- _Task to complete_: Your task is to give the listing below back word for word, pictures excluded.

(Dataset entries)
###

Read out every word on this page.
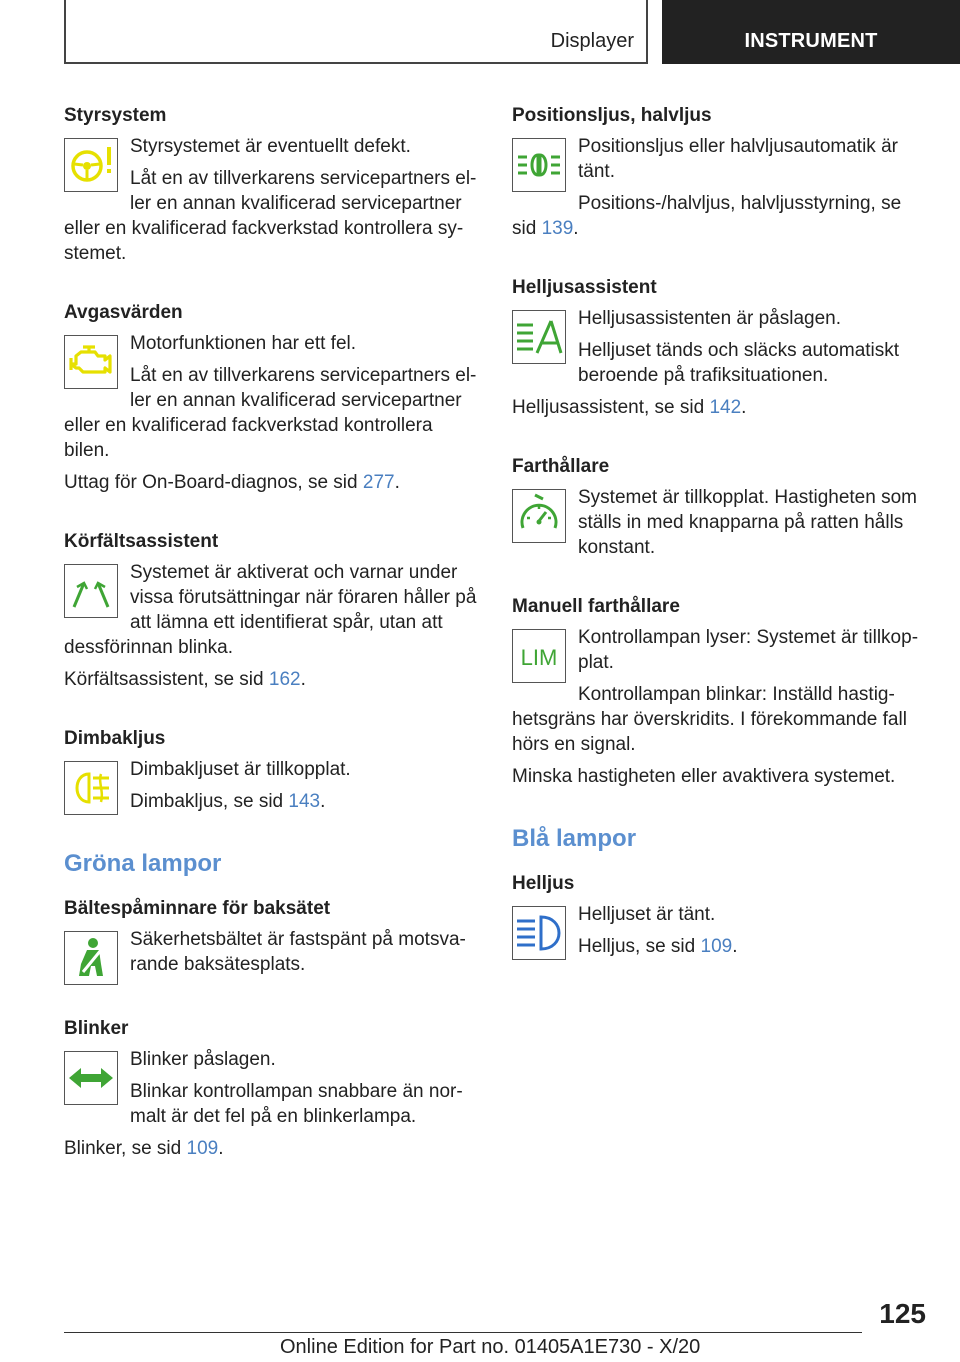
Displayer	INSTRUMENT
Styrsystem

Styrsystemet är eventuellt defekt.

Låt en av tillverkarens servicepartners eller en annan kvalificerad servicepartner eller en kvalificerad fackverkstad kontrollera systemet.

Avgasvärden

Motorfunktionen har ett fel.

Låt en av tillverkarens servicepartners eller en annan kvalificerad servicepartner eller en kvalificerad fackverkstad kontrollera bilen.

Uttag för On-Board-diagnos, se sid 277.

Körfältsassistent

Systemet är aktiverat och varnar under vissa förutsättningar när föraren håller på att lämna ett identifierat spår, utan att dessförinnan blinka.

Körfältsassistent, se sid 162.

Dimbakljus

Dimbakljuset är tillkopplat.

Dimbakljus, se sid 143.

Gröna lampor
Bältespåminnare för baksätet

Säkerhetsbältet är fastspänt på motsvarande baksätesplats.

Blinker

Blinker påslagen.

Blinkar kontrollampan snabbare än normalt är det fel på en blinkerlampa.

Blinker, se sid 109.

Positionsljus, halvljus

Positionsljus eller halvljusautomatik är tänt.

Positions-/halvljus, halvljusstyrning, se sid 139.

Helljusassistent

Helljusassistenten är påslagen.

Helljuset tänds och släcks automatiskt beroende på trafiksituationen.

Helljusassistent, se sid 142.

Farthållare

Systemet är tillkopplat. Hastigheten som ställs in med knapparna på ratten hålls konstant.

Manuell farthållare
LIM

Kontrollampan lyser: Systemet är tillkopplat.

Kontrollampan blinkar: Inställd hastighetsgräns har överskridits. I förekommande fall hörs en signal.

Minska hastigheten eller avaktivera systemet.

Blå lampor
Helljus

Helljuset är tänt.

Helljus, se sid 109.

125
Online Edition for Part no. 01405A1E730 - X/20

###

- _Answer for this exercise_:
Read out every word on this page.
Displayer	INSTRUMENT
Styrsystem

Styrsystemet är eventuellt defekt.

Låt en av tillverkarens servicepartners eller en annan kvalificerad servicepartner eller en kvalificerad fackverkstad kontrollera systemet.

Avgasvärden

Motorfunktionen har ett fel.

Låt en av tillverkarens servicepartners eller en annan kvalificerad servicepartner eller en kvalificerad fackverkstad kontrollera bilen.

Uttag för On-Board-diagnos, se sid 277.

Körfältsassistent

Systemet är aktiverat och varnar under vissa förutsättningar när föraren håller på att lämna ett identifierat spår, utan att dessförinnan blinka.

Körfältsassistent, se sid 162.

Dimbakljus

Dimbakljuset är tillkopplat.

Dimbakljus, se sid 143.

Gröna lampor
Bältespåminnare för baksätet

Säkerhetsbältet är fastspänt på motsvarande baksätesplats.

Blinker

Blinker påslagen.

Blinkar kontrollampan snabbare än normalt är det fel på en blinkerlampa.

Blinker, se sid 109.

Positionsljus, halvljus

Positionsljus eller halvljusautomatik är tänt.

Positions-/halvljus, halvljusstyrning, se sid 139.

Helljusassistent

Helljusassistenten är påslagen.

Helljuset tänds och släcks automatiskt beroende på trafiksituationen.

Helljusassistent, se sid 142.

Farthållare

Systemet är tillkopplat. Hastigheten som ställs in med knapparna på ratten hålls konstant.

Manuell farthållare
LIM

Kontrollampan lyser: Systemet är tillkopplat.

Kontrollampan blinkar: Inställd hastighetsgräns har överskridits. I förekommande fall hörs en signal.

Minska hastigheten eller avaktivera systemet.

Blå lampor
Helljus

Helljuset är tänt.

Helljus, se sid 109.

125
Online Edition for Part no. 01405A1E730 - X/20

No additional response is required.